→ TO BE DONE:
Identify each line below that contains the word "expression", and copy it out.
-- begin --
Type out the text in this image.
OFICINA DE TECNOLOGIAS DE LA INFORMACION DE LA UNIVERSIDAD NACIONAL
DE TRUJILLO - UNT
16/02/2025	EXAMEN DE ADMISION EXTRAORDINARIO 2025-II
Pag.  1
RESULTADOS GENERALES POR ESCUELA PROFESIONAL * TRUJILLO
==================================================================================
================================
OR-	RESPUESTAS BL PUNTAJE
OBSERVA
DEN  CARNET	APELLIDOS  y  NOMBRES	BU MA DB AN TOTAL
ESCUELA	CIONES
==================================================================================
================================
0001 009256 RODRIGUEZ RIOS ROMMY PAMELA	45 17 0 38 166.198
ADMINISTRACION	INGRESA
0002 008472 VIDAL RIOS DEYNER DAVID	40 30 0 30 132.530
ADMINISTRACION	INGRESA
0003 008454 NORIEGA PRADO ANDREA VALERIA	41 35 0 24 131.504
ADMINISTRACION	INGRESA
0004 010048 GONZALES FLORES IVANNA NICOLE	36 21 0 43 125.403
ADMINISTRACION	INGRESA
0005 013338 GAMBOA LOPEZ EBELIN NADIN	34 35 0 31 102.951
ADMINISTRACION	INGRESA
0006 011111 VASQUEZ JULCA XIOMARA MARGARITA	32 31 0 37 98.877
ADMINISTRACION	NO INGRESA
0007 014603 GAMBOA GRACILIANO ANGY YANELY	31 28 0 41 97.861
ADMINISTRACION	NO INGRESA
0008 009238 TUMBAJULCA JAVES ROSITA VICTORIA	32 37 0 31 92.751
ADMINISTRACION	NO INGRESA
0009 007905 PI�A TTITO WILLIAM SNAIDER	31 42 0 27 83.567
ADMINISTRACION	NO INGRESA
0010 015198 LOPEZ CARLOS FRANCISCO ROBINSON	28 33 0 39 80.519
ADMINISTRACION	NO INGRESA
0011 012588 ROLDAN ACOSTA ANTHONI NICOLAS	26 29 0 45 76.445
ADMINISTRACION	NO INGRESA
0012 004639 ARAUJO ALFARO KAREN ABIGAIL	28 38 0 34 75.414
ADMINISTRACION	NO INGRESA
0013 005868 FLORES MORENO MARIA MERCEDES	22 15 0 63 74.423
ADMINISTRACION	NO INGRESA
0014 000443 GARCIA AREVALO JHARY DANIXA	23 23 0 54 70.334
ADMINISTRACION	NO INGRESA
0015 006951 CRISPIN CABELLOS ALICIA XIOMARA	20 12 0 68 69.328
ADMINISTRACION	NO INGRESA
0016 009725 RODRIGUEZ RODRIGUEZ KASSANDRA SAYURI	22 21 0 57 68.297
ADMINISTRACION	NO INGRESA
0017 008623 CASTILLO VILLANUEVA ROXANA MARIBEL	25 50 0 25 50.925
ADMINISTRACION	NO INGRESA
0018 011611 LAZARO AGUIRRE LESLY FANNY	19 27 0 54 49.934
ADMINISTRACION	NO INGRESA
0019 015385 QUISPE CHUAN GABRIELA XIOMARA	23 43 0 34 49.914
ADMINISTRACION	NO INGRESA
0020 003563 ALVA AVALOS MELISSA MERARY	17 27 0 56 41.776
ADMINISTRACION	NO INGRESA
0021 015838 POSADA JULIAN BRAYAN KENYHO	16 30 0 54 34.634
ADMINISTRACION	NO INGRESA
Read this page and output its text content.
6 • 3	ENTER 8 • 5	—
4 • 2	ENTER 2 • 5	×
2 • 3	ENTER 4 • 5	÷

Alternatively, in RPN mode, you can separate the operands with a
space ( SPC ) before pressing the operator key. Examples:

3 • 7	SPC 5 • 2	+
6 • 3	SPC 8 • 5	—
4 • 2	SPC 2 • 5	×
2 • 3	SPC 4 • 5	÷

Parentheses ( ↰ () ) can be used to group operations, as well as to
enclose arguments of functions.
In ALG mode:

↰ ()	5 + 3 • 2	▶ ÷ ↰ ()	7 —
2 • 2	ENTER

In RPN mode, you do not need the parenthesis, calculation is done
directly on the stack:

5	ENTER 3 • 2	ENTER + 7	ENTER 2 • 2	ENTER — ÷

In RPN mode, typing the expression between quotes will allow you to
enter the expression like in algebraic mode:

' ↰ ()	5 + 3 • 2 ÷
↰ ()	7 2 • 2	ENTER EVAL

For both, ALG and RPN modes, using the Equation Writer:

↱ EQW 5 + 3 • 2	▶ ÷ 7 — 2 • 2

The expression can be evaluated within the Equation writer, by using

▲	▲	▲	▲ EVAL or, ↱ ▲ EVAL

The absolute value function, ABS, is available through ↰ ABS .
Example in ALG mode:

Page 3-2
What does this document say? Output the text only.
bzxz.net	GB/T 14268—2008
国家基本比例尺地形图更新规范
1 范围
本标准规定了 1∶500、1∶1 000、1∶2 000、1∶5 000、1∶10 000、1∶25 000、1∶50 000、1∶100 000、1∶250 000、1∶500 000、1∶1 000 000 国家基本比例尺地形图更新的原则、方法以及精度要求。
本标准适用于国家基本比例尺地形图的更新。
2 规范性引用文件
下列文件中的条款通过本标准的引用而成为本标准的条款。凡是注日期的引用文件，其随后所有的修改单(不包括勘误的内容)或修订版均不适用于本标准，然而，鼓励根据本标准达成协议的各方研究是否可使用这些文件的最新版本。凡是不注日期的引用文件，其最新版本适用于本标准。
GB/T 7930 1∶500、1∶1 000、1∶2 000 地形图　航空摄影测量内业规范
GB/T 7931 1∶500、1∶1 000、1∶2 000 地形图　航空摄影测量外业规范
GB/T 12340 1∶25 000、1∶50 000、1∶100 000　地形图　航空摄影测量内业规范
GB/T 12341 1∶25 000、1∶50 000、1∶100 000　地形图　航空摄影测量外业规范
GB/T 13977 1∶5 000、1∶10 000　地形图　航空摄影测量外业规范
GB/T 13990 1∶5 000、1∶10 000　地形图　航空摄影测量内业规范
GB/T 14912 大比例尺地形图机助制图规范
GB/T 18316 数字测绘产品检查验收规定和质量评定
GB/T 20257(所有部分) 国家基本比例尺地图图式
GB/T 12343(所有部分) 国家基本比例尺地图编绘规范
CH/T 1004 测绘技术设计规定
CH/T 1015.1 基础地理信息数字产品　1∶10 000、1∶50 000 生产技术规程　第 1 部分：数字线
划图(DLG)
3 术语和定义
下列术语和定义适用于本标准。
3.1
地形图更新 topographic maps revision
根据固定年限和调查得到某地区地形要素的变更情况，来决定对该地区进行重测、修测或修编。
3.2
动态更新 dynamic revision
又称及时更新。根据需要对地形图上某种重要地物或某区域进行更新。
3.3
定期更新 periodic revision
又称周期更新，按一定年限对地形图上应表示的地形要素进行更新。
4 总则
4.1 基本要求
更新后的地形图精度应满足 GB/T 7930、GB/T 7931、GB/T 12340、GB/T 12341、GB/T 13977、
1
-- end --
→ CORRECT OUTPUT:
In RPN mode, typing the expression between quotes will allow you to
enter the expression like in algebraic mode:
The expression can be evaluated within the Equation writer, by using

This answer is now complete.